[Spatial layout data]
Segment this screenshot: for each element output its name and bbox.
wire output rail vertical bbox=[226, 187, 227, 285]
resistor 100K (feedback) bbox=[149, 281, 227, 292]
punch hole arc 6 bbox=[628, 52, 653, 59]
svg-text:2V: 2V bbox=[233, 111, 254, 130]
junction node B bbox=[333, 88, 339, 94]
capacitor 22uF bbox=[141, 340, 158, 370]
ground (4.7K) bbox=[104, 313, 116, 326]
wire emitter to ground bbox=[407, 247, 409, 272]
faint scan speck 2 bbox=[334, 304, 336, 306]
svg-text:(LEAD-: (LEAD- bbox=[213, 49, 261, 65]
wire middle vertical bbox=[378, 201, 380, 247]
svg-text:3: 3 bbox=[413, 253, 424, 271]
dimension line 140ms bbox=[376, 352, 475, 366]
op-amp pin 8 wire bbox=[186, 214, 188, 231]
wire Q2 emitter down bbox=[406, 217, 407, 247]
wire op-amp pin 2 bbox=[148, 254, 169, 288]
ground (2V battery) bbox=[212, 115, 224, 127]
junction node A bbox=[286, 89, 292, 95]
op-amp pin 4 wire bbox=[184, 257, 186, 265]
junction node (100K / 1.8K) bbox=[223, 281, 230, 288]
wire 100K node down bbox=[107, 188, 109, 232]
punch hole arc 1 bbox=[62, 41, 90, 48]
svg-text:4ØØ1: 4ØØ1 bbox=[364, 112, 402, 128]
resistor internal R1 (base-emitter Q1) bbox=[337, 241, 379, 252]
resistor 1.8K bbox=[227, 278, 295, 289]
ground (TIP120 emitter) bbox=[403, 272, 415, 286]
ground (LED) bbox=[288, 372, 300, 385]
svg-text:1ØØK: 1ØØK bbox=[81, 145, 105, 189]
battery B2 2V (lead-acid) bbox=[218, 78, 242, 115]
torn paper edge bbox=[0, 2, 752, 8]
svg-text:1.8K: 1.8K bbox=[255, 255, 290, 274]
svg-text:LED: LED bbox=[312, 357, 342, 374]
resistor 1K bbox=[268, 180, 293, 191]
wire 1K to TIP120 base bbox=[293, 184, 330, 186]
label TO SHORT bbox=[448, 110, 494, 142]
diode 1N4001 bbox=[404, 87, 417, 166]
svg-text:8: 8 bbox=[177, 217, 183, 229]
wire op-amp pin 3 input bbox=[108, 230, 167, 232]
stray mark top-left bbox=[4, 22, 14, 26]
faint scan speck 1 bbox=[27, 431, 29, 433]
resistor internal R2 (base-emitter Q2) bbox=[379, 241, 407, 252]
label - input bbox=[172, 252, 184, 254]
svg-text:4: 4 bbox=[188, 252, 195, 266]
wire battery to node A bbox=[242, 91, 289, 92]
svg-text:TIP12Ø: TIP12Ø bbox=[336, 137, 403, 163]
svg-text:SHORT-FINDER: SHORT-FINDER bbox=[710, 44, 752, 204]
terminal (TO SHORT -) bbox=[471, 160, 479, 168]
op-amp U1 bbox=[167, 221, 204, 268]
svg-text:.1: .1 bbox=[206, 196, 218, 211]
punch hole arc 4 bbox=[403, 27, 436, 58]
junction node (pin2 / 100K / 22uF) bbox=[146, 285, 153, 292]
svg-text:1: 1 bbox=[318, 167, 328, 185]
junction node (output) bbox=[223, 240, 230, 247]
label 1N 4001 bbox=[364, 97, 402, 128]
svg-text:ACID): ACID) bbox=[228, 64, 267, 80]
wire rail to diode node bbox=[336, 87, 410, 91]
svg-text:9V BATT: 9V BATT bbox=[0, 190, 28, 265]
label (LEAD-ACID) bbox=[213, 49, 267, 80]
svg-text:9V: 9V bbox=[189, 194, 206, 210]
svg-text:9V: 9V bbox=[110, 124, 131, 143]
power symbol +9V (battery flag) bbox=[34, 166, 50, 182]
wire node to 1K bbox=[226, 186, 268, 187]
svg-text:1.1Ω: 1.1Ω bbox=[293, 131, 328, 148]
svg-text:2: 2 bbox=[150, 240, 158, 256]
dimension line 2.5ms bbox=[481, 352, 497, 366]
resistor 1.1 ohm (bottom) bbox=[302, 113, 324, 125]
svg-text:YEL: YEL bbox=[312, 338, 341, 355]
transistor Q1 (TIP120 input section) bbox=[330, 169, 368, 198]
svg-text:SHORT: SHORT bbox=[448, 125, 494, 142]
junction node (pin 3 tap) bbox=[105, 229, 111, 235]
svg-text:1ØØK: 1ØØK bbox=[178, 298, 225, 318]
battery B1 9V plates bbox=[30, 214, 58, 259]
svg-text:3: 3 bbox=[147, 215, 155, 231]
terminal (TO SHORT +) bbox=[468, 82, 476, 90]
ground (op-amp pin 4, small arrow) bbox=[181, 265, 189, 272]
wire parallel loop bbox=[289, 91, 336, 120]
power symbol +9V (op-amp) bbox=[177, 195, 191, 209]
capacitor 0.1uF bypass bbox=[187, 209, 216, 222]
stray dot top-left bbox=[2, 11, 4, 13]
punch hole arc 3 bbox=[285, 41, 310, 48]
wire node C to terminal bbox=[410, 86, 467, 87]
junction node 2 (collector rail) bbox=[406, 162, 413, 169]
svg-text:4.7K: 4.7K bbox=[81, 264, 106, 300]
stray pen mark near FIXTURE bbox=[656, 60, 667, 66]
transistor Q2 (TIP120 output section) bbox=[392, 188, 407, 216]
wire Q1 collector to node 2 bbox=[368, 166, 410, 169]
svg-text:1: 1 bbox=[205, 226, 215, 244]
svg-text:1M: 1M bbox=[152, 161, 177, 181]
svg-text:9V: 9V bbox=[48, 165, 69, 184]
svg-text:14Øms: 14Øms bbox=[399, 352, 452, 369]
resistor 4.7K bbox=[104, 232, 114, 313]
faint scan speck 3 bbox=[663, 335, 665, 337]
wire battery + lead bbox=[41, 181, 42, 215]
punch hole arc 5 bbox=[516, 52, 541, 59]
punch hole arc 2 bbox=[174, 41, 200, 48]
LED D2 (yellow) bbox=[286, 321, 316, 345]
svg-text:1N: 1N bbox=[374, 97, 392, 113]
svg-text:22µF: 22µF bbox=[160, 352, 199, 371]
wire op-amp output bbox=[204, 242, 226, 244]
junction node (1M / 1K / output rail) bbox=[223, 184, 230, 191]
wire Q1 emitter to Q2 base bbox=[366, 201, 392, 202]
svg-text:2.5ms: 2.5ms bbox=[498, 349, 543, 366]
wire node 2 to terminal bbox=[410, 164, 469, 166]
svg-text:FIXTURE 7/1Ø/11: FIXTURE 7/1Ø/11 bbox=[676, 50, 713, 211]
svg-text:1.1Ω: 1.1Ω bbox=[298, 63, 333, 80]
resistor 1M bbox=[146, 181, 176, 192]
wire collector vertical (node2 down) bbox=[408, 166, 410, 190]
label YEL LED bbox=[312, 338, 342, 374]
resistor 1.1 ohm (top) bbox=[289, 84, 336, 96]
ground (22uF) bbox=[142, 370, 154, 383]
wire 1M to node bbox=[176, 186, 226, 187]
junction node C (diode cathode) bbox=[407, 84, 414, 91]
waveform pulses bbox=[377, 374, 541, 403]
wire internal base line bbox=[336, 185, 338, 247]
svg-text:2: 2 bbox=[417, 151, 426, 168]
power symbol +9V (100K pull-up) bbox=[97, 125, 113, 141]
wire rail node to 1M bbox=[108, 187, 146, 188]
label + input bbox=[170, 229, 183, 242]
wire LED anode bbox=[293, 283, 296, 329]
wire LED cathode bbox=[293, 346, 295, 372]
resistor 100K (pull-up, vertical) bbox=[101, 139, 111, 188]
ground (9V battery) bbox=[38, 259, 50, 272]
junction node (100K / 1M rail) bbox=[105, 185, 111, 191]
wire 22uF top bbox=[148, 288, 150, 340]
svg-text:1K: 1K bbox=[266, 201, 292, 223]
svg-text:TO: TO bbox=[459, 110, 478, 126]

▶ **EXERCISE REQUIREMENTS**:
Please reproduce the material from its first line through the line containing "torn paper edge bbox=[0, 2, 752, 8]", with both the first line and that line included.

▶ **REPLY TO THE EXERCISE**:
Segment this screenshot: for each element output its name and bbox.
wire output rail vertical bbox=[226, 187, 227, 285]
resistor 100K (feedback) bbox=[149, 281, 227, 292]
punch hole arc 6 bbox=[628, 52, 653, 59]
svg-text:2V: 2V bbox=[233, 111, 254, 130]
junction node B bbox=[333, 88, 339, 94]
capacitor 22uF bbox=[141, 340, 158, 370]
ground (4.7K) bbox=[104, 313, 116, 326]
wire emitter to ground bbox=[407, 247, 409, 272]
faint scan speck 2 bbox=[334, 304, 336, 306]
svg-text:(LEAD-: (LEAD- bbox=[213, 49, 261, 65]
wire middle vertical bbox=[378, 201, 380, 247]
svg-text:3: 3 bbox=[413, 253, 424, 271]
dimension line 140ms bbox=[376, 352, 475, 366]
op-amp pin 8 wire bbox=[186, 214, 188, 231]
wire Q2 emitter down bbox=[406, 217, 407, 247]
wire op-amp pin 2 bbox=[148, 254, 169, 288]
ground (2V battery) bbox=[212, 115, 224, 127]
junction node A bbox=[286, 89, 292, 95]
op-amp pin 4 wire bbox=[184, 257, 186, 265]
junction node (100K / 1.8K) bbox=[223, 281, 230, 288]
wire 100K node down bbox=[107, 188, 109, 232]
punch hole arc 1 bbox=[62, 41, 90, 48]
svg-text:4ØØ1: 4ØØ1 bbox=[364, 112, 402, 128]
resistor internal R1 (base-emitter Q1) bbox=[337, 241, 379, 252]
resistor 1.8K bbox=[227, 278, 295, 289]
ground (TIP120 emitter) bbox=[403, 272, 415, 286]
ground (LED) bbox=[288, 372, 300, 385]
svg-text:1ØØK: 1ØØK bbox=[81, 145, 105, 189]
battery B2 2V (lead-acid) bbox=[218, 78, 242, 115]
torn paper edge bbox=[0, 2, 752, 8]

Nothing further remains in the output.